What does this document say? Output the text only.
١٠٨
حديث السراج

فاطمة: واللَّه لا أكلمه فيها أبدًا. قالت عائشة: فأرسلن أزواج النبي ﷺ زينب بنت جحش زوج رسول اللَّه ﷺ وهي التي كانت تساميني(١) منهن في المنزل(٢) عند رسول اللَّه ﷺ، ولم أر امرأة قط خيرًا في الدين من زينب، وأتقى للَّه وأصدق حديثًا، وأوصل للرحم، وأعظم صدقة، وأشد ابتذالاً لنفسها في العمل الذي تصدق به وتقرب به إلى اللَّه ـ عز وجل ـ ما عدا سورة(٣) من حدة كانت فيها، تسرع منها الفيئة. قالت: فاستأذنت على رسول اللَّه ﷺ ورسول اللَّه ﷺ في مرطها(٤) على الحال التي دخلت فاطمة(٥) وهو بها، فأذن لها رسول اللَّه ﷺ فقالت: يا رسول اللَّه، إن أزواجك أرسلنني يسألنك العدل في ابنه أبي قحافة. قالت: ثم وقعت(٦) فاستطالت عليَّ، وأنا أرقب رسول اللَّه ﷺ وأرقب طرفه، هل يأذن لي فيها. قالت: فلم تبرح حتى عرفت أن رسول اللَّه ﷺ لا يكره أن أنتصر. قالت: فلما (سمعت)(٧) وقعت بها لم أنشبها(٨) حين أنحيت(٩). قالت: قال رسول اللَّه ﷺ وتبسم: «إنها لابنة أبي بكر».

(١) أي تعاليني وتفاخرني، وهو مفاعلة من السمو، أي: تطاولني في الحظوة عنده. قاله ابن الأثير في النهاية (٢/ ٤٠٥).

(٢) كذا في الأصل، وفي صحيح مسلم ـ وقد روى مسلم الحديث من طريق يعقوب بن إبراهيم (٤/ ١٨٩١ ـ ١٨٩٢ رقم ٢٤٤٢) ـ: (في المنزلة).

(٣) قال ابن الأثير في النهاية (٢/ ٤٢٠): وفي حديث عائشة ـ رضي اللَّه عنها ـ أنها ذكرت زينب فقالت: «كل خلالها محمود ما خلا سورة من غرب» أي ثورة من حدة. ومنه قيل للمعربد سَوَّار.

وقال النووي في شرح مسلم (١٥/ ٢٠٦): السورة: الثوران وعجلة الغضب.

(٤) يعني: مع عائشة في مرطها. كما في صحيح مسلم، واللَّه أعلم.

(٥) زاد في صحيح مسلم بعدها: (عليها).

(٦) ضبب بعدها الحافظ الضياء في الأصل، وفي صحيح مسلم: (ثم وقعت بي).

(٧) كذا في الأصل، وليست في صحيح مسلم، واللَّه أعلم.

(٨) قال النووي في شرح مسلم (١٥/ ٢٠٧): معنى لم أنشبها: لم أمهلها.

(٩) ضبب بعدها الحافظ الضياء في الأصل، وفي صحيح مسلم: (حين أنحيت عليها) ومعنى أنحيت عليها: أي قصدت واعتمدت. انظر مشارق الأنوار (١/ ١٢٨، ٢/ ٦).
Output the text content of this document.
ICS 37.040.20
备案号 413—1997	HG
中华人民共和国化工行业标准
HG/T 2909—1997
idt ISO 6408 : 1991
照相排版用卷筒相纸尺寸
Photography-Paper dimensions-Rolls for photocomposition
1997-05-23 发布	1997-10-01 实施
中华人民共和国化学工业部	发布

--

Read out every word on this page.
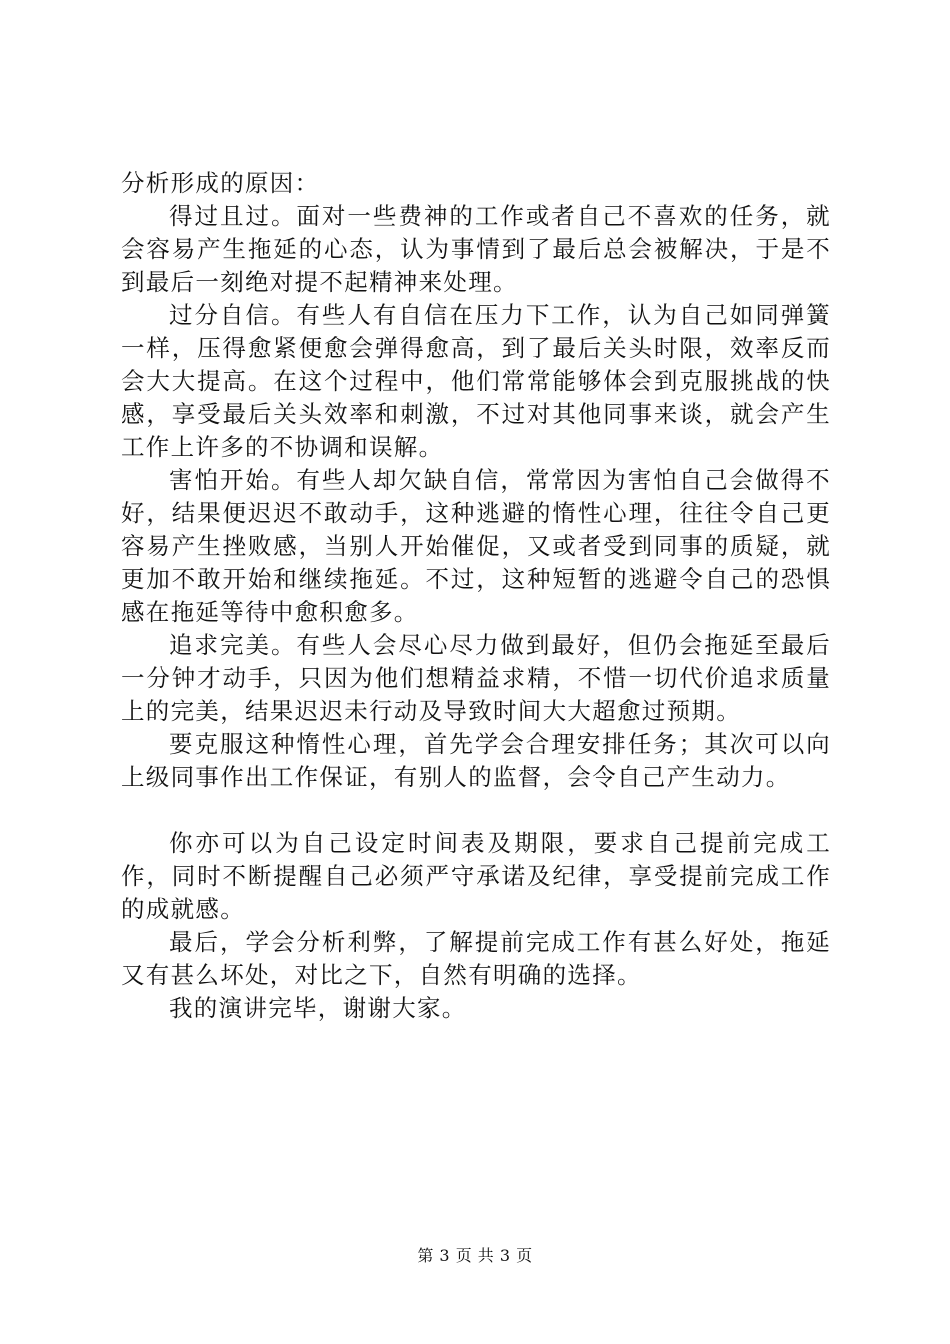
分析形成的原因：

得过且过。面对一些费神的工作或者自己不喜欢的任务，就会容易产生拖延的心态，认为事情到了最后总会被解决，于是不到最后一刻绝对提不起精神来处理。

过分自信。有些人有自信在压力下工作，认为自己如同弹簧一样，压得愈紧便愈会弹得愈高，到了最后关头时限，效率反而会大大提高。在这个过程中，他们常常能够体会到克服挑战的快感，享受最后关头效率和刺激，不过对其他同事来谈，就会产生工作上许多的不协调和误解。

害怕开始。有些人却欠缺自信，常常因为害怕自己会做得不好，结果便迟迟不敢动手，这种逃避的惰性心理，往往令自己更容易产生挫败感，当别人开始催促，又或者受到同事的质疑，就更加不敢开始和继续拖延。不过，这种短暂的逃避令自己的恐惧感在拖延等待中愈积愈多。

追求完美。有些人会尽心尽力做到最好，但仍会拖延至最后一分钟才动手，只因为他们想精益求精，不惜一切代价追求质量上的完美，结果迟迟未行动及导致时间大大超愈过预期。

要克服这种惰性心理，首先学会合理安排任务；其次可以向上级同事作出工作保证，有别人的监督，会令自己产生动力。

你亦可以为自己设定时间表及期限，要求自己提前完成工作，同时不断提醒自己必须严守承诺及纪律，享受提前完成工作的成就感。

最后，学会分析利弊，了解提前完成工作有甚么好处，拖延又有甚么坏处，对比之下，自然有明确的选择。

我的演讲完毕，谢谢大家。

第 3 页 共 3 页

--

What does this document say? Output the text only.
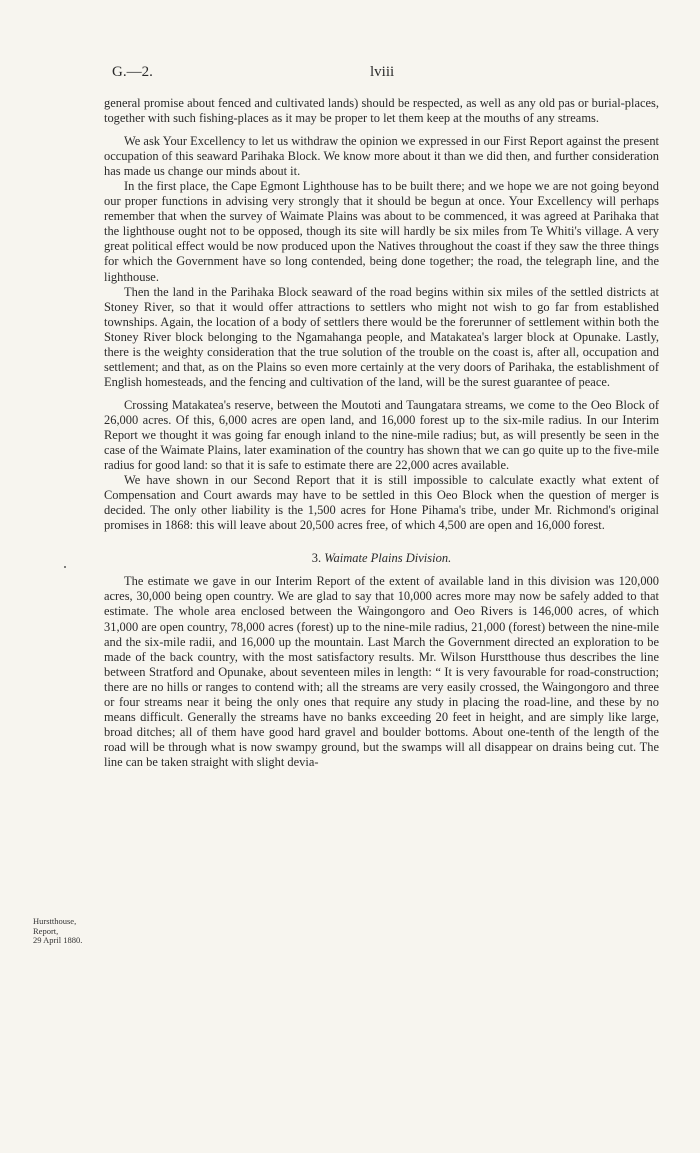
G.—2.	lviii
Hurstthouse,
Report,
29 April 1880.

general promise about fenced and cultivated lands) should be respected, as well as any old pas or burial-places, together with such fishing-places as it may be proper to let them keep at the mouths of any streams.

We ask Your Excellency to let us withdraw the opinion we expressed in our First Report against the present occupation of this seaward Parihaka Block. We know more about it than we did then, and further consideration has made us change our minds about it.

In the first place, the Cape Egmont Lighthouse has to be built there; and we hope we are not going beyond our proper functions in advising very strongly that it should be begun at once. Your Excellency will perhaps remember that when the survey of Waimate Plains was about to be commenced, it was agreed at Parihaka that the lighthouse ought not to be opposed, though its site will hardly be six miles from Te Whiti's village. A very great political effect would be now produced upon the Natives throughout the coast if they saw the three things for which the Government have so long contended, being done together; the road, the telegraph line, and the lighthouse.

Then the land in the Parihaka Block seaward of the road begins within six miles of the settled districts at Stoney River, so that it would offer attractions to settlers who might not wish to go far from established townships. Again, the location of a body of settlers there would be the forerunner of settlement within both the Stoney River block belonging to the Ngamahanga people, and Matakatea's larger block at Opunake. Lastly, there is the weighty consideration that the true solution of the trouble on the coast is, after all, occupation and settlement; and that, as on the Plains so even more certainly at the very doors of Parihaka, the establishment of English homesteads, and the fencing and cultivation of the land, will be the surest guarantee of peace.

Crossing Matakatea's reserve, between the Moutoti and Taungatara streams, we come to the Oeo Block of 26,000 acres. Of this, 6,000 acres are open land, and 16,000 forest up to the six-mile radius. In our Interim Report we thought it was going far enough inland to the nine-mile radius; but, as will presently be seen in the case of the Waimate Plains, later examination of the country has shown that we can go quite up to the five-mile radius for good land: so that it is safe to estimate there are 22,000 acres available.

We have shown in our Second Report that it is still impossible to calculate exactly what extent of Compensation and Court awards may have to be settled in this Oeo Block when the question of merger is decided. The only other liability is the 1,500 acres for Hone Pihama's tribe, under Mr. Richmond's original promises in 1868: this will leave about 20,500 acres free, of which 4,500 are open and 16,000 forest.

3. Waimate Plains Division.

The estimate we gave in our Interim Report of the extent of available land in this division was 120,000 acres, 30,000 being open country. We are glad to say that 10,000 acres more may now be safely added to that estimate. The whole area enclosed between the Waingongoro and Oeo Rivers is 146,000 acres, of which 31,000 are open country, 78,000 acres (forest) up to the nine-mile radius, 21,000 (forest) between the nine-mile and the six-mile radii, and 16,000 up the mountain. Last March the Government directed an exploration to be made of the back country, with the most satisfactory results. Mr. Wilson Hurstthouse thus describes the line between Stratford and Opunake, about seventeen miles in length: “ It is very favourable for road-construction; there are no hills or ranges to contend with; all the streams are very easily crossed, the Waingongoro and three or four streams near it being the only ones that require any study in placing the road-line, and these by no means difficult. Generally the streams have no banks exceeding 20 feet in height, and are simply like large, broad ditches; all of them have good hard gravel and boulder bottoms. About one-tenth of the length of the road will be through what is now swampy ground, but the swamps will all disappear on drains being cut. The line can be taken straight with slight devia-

WRITTEN INSTRUCTION: Locate the lines above that hold the word "الحافظ". Show every one of them.

EXERCISE RESPONSE:
(٦) ضبب بعدها الحافظ الضياء في الأصل، وفي صحيح مسلم: (ثم وقعت بي).
(٩) ضبب بعدها الحافظ الضياء في الأصل، وفي صحيح مسلم: (حين أنحيت عليها) ومعنى أنحيت عليها: أي قصدت واعتمدت. انظر مشارق الأنوار (١/ ١٢٨، ٢/ ٦).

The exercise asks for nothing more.